What this task involves: Omit the images, then output each of the records below exactly.

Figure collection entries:
********************

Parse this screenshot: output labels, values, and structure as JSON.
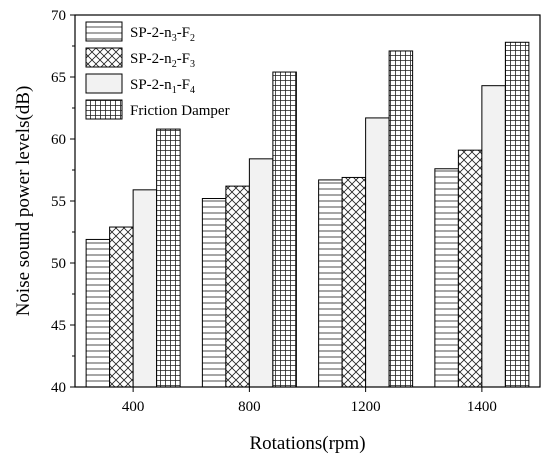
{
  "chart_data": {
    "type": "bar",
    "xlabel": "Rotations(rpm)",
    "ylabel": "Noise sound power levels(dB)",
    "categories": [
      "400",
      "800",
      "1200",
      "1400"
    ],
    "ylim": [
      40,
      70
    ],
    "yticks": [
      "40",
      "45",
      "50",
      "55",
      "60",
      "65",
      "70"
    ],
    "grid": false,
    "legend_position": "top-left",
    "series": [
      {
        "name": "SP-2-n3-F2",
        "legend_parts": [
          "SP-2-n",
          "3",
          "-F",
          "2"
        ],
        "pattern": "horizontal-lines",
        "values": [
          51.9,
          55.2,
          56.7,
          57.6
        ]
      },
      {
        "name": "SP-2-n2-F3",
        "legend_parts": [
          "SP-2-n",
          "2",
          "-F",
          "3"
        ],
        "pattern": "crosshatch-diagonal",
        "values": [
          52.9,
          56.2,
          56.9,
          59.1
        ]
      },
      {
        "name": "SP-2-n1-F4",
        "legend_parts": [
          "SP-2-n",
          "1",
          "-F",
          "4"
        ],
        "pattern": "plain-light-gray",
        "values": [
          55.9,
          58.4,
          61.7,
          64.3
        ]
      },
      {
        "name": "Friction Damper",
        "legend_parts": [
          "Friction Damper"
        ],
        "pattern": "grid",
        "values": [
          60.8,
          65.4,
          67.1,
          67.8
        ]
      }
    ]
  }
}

********************

Output below:
Parse this screenshot: output labels, values, and structure as JSON.
{
  "chart_data": {
    "type": "bar",
    "xlabel": "Rotations(rpm)",
    "ylabel": "Noise sound power levels(dB)",
    "categories": [
      "400",
      "800",
      "1200",
      "1400"
    ],
    "ylim": [
      40,
      70
    ],
    "yticks": [
      "40",
      "45",
      "50",
      "55",
      "60",
      "65",
      "70"
    ],
    "grid": false,
    "legend_position": "top-left",
    "series": [
      {
        "name": "SP-2-n3-F2",
        "legend_parts": [
          "SP-2-n",
          "3",
          "-F",
          "2"
        ],
        "pattern": "horizontal-lines",
        "values": [
          51.9,
          55.2,
          56.7,
          57.6
        ]
      },
      {
        "name": "SP-2-n2-F3",
        "legend_parts": [
          "SP-2-n",
          "2",
          "-F",
          "3"
        ],
        "pattern": "crosshatch-diagonal",
        "values": [
          52.9,
          56.2,
          56.9,
          59.1
        ]
      },
      {
        "name": "SP-2-n1-F4",
        "legend_parts": [
          "SP-2-n",
          "1",
          "-F",
          "4"
        ],
        "pattern": "plain-light-gray",
        "values": [
          55.9,
          58.4,
          61.7,
          64.3
        ]
      },
      {
        "name": "Friction Damper",
        "legend_parts": [
          "Friction Damper"
        ],
        "pattern": "grid",
        "values": [
          60.8,
          65.4,
          67.1,
          67.8
        ]
      }
    ]
  }
}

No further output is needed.